____ Dataset entries
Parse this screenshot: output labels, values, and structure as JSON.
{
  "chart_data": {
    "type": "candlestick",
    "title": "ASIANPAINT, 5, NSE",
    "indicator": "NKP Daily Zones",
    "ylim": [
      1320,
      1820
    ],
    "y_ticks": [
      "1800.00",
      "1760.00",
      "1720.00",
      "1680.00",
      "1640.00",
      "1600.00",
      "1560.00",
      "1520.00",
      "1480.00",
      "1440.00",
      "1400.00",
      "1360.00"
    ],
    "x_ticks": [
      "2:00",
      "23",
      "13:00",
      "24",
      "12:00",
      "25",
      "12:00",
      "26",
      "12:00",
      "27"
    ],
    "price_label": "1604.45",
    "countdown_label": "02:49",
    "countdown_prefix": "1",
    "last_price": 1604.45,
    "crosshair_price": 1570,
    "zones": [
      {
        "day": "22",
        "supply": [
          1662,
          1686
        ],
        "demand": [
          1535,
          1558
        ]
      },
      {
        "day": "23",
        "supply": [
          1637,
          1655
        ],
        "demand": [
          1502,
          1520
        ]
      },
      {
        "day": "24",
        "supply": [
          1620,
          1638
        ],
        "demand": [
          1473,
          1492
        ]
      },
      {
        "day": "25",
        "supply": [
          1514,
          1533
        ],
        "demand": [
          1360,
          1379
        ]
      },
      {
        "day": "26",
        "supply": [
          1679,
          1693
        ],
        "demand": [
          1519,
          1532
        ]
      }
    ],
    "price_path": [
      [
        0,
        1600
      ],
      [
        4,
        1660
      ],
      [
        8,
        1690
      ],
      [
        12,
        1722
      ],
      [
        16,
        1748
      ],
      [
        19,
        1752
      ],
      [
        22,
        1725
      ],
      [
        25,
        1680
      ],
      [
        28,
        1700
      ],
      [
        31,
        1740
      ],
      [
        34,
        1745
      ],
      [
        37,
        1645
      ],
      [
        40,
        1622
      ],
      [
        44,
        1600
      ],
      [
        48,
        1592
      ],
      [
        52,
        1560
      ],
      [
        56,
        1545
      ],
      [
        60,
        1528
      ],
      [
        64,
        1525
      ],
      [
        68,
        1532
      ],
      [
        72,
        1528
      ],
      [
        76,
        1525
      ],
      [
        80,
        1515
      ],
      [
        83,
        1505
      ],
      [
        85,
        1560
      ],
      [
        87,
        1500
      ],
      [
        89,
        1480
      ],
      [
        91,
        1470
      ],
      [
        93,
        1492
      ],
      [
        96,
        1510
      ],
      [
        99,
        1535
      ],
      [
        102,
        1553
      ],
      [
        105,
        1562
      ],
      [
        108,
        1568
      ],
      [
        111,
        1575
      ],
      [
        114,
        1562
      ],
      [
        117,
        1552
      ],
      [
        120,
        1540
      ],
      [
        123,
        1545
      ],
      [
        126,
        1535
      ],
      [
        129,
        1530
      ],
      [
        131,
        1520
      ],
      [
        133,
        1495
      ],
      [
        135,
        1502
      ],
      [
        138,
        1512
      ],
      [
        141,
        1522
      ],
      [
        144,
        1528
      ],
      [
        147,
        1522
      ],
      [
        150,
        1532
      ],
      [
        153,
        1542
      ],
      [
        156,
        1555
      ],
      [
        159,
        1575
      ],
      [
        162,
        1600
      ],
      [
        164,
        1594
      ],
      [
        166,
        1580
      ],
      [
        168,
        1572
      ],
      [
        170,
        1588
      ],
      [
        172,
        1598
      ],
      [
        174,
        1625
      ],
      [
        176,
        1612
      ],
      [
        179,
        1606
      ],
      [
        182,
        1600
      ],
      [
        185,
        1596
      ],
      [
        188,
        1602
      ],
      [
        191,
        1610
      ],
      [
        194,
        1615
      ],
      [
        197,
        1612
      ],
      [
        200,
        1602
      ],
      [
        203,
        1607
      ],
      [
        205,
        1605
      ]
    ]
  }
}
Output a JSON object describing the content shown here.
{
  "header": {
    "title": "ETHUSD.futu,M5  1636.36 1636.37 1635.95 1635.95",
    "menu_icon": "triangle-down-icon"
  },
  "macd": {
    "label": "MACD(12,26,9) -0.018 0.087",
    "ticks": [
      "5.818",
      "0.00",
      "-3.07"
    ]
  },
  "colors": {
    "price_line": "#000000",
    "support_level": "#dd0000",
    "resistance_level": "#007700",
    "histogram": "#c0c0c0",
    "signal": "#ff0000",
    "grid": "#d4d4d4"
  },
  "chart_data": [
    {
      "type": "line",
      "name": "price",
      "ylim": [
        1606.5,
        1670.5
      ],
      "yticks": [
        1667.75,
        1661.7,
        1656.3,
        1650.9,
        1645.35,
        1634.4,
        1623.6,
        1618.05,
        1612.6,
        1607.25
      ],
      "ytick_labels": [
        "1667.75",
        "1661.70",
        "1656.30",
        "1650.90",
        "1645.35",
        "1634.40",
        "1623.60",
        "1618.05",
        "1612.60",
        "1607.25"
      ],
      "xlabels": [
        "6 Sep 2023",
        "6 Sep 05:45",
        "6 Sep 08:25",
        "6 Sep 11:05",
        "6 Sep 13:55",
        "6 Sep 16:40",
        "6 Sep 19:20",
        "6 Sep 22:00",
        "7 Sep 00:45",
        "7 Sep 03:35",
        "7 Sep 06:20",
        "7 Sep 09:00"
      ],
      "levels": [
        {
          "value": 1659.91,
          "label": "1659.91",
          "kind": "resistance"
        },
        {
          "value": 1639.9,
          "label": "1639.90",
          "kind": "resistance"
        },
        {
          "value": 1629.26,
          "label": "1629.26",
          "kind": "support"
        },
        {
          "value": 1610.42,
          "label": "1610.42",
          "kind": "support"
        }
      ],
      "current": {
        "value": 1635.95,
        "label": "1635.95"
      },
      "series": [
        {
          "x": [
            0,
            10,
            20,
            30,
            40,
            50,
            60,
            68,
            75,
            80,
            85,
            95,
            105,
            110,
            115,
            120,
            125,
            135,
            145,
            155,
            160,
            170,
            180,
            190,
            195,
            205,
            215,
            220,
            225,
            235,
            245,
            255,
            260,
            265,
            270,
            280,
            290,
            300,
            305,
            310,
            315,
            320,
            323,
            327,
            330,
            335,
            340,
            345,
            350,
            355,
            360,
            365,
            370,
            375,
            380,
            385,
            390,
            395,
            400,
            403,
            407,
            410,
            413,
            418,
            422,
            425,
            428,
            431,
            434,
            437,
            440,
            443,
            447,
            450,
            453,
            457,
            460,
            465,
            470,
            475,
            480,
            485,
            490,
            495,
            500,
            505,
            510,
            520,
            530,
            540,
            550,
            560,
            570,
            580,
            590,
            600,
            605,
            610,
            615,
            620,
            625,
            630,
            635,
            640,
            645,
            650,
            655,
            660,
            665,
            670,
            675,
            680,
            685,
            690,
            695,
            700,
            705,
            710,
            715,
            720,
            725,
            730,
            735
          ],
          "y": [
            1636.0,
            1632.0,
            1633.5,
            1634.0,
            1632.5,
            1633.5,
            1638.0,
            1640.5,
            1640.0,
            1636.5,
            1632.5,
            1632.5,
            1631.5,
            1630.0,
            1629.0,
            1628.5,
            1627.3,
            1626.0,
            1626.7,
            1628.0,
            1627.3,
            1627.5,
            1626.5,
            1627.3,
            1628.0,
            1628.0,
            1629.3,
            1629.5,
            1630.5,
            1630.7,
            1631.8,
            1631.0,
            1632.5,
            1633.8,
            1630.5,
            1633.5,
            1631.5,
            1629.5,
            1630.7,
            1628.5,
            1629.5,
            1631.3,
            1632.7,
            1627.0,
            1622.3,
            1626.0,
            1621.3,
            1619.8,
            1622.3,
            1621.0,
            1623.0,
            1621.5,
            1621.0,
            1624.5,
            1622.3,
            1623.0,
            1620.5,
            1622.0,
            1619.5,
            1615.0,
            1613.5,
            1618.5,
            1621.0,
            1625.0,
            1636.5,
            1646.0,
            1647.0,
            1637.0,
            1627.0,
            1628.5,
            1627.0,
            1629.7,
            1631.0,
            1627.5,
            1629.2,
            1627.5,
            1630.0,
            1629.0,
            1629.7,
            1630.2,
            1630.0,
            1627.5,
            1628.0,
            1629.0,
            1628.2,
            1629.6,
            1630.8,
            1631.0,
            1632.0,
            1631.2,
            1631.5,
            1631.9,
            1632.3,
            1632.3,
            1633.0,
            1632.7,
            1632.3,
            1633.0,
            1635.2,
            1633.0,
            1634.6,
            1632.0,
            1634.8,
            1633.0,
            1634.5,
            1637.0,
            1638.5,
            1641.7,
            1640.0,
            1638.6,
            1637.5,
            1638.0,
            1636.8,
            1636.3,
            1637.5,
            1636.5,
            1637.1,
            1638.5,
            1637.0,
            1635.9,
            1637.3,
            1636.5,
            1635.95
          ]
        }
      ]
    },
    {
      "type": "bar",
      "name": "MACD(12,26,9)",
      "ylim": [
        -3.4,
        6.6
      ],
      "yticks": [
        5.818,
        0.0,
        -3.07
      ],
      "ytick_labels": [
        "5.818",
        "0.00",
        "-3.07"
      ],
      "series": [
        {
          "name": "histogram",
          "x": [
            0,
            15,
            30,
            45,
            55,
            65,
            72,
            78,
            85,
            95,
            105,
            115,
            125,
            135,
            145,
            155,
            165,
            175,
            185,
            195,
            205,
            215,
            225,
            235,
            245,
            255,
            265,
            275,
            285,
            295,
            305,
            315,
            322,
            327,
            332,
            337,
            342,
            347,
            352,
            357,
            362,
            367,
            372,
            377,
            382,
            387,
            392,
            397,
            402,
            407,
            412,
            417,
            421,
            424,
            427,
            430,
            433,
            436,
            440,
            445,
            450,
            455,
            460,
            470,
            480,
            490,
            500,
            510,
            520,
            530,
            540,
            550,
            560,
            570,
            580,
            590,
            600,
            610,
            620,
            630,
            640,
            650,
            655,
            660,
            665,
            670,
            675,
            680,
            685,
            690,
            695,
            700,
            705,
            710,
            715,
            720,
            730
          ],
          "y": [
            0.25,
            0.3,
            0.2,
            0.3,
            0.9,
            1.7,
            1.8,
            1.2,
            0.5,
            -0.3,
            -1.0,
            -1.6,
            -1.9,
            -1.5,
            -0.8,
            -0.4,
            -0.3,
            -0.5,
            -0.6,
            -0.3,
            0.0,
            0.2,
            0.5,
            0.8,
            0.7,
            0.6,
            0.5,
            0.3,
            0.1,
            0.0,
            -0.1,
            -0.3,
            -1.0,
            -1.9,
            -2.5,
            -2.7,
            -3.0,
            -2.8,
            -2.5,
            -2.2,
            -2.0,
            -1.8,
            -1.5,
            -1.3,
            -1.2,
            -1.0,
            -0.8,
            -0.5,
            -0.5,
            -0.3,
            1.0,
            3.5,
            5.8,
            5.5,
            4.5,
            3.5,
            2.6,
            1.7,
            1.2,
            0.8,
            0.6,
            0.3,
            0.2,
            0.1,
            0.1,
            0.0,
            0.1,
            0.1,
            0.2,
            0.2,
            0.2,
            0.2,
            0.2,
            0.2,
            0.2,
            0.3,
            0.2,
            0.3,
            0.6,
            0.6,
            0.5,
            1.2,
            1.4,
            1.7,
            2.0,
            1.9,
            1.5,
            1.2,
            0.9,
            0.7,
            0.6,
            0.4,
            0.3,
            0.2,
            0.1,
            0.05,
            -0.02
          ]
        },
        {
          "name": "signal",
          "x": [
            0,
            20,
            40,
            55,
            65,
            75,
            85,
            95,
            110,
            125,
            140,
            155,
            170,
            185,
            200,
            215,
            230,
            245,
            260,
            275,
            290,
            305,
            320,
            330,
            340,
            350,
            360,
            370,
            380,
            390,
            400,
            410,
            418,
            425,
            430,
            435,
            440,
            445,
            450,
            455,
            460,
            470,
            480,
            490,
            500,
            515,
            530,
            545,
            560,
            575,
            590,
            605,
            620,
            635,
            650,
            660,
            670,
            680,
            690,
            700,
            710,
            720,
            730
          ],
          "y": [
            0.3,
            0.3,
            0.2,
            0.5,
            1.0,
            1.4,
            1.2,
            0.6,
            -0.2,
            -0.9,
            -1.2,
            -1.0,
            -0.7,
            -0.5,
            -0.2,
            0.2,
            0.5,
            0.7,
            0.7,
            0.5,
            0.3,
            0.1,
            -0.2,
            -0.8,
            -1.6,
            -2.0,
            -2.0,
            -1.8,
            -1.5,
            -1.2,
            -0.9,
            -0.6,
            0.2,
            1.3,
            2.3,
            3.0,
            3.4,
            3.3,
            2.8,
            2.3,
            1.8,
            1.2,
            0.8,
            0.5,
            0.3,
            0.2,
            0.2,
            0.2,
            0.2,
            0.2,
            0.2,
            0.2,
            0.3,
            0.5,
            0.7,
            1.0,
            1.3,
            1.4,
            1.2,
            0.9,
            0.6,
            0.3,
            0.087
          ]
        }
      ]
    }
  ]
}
________
Prompt = Your answer should be a single number: the count of lines holding the word "title".

Output of the exercise = 2